+++ Records provided

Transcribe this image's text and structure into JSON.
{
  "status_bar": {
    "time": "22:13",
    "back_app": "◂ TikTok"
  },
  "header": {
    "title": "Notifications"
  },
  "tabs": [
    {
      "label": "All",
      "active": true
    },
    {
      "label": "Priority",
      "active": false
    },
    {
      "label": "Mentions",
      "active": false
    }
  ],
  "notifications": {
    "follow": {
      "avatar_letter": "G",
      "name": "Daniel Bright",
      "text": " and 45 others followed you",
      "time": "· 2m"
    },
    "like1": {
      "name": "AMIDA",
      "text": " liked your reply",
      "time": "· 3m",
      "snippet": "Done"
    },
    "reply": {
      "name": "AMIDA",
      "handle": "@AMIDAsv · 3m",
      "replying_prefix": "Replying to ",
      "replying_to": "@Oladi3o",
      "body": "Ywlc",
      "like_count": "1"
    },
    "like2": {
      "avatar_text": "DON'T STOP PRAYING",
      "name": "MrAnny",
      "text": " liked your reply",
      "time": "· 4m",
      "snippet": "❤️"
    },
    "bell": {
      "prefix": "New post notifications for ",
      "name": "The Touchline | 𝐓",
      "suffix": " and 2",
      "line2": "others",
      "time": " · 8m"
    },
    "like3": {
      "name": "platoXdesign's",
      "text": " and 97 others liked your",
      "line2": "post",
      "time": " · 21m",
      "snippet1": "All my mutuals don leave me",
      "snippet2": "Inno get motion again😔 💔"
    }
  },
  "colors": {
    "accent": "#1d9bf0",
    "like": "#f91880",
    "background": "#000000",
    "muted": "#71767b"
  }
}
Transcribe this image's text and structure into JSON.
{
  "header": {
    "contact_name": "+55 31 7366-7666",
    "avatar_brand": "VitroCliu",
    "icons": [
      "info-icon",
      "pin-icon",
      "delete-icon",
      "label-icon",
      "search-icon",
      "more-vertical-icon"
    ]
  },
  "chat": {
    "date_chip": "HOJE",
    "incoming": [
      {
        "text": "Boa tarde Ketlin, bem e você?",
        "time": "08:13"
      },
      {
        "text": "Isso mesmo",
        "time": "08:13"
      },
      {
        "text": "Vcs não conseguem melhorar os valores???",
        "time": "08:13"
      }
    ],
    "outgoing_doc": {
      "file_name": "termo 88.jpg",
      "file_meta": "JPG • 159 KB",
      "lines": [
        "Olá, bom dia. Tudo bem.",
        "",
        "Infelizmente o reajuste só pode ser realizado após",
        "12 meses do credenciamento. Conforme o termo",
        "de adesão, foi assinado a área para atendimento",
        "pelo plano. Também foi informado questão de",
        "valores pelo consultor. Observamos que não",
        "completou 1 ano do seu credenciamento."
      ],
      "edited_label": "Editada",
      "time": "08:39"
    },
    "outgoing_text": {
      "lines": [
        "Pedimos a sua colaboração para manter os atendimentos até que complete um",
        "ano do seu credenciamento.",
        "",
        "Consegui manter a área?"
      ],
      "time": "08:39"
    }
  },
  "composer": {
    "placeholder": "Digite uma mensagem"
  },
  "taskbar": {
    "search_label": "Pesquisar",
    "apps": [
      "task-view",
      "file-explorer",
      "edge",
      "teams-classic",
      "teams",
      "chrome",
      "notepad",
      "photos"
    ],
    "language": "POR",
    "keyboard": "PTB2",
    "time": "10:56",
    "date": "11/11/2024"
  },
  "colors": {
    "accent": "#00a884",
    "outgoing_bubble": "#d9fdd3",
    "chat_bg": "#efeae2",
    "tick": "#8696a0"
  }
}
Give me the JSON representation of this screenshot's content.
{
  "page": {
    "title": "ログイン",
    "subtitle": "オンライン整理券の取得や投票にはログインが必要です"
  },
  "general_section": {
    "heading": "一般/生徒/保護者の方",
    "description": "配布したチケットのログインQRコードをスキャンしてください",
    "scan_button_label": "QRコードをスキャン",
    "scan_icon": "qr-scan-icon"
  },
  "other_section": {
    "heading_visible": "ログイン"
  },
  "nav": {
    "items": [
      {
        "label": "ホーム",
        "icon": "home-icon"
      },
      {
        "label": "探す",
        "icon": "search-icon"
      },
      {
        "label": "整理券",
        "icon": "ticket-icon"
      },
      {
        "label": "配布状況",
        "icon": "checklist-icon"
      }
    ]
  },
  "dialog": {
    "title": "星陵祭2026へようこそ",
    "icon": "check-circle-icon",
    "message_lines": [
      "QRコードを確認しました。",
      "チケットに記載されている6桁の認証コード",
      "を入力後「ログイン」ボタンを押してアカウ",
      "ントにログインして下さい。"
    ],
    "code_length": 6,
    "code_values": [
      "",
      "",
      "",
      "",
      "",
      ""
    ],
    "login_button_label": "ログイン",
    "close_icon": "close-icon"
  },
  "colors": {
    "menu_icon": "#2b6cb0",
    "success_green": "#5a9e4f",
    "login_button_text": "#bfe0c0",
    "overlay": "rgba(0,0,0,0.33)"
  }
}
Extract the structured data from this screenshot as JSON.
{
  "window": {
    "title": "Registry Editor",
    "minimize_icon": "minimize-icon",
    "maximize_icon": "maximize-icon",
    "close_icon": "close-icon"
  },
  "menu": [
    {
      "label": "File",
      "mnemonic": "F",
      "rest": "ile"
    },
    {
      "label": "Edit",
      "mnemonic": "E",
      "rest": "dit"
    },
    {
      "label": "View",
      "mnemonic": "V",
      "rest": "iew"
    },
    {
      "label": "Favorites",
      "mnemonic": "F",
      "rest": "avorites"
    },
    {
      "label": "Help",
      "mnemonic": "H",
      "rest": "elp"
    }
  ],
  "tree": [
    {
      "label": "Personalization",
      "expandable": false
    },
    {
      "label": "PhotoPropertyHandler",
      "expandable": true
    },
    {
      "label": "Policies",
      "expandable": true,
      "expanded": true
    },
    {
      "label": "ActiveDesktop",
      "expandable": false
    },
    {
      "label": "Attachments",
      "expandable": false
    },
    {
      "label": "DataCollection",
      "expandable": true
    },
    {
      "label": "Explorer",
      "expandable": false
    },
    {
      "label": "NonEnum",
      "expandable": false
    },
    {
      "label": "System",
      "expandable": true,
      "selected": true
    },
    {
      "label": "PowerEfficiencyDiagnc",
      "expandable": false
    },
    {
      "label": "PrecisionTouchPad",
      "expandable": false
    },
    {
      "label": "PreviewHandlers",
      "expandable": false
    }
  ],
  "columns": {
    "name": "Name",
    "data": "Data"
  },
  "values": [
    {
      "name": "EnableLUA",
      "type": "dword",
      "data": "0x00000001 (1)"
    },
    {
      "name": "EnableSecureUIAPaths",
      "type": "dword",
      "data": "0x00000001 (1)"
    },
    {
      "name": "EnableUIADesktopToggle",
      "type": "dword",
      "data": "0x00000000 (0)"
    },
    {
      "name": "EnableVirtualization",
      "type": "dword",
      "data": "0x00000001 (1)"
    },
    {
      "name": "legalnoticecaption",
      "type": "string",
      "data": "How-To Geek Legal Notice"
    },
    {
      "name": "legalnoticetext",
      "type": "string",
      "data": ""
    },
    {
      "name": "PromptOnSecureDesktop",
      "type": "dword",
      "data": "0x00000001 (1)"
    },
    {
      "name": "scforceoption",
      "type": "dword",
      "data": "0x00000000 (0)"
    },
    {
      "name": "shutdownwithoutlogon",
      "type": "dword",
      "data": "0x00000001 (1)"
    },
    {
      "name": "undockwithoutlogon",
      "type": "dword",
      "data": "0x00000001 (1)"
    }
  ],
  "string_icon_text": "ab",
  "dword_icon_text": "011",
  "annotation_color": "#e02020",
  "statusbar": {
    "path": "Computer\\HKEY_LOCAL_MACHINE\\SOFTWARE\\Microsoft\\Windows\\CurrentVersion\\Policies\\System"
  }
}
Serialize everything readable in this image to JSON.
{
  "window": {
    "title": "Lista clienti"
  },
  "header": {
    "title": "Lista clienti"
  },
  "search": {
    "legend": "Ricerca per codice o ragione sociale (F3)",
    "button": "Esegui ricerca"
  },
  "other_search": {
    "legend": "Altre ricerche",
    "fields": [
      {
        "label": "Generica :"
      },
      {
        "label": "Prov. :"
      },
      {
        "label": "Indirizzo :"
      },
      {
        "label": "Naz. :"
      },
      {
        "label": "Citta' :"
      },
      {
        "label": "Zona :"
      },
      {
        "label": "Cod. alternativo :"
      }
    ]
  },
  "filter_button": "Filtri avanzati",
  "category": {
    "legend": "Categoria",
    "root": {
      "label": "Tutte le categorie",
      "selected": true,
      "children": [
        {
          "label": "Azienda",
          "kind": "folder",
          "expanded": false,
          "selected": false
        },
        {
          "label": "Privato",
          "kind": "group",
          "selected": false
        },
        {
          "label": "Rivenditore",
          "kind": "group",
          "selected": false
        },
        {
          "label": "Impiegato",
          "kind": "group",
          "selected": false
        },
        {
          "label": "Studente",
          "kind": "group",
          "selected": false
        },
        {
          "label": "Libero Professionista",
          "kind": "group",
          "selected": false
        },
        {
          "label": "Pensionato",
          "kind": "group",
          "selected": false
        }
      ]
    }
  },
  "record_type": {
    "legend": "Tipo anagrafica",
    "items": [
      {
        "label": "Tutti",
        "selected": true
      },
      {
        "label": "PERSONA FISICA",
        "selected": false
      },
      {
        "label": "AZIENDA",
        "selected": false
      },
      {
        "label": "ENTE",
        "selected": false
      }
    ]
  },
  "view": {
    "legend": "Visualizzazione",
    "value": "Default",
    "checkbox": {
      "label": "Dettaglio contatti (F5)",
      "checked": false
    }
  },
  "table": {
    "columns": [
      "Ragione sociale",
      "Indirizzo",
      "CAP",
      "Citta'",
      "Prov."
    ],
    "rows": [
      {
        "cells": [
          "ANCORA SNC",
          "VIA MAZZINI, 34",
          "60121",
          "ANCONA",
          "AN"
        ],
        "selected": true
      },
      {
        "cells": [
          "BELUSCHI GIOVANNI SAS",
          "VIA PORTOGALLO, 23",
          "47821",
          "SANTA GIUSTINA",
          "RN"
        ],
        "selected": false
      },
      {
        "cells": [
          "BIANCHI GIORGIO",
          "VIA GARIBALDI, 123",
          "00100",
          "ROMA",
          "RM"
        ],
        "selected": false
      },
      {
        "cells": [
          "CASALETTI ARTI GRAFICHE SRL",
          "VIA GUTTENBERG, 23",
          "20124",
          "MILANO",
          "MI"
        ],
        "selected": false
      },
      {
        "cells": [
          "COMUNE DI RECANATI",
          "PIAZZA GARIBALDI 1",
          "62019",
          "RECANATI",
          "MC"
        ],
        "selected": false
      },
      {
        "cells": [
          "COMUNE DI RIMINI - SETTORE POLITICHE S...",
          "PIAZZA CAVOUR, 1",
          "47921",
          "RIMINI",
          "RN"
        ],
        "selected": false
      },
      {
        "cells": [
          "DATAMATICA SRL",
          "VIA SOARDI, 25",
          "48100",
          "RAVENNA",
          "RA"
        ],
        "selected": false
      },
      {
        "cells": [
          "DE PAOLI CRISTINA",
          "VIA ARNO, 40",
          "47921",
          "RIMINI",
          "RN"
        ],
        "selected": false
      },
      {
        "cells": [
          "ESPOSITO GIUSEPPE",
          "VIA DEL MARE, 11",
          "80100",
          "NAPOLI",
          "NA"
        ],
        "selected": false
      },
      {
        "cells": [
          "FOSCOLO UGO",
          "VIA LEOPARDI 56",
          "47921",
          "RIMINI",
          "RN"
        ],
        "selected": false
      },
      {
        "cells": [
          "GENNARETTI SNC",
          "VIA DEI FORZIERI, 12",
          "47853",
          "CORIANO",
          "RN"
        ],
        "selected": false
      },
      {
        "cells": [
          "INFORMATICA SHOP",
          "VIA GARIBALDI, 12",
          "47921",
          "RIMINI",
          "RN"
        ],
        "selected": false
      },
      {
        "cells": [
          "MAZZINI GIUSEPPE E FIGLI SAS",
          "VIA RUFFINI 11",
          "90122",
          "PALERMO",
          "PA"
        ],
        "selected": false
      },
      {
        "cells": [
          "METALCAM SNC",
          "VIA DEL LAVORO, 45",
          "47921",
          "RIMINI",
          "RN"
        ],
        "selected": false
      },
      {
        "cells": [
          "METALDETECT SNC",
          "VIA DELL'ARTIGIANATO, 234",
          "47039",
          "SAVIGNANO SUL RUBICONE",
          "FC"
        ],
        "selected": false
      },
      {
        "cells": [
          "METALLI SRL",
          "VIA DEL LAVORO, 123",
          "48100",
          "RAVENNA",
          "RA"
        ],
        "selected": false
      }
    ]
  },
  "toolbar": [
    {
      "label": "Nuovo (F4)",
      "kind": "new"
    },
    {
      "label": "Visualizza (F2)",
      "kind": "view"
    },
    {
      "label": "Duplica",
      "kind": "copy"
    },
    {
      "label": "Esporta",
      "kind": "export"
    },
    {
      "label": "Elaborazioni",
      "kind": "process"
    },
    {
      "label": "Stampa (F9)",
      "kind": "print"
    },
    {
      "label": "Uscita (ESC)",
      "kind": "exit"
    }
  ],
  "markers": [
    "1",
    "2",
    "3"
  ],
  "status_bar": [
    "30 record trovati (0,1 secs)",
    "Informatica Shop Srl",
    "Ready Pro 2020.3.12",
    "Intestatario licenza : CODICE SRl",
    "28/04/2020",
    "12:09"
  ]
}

++++++

Copy every line of the listing containing the string "área".

Exercise response:
        "de adesão, foi assinado a área para atendimento",
        "Consegui manter a área?"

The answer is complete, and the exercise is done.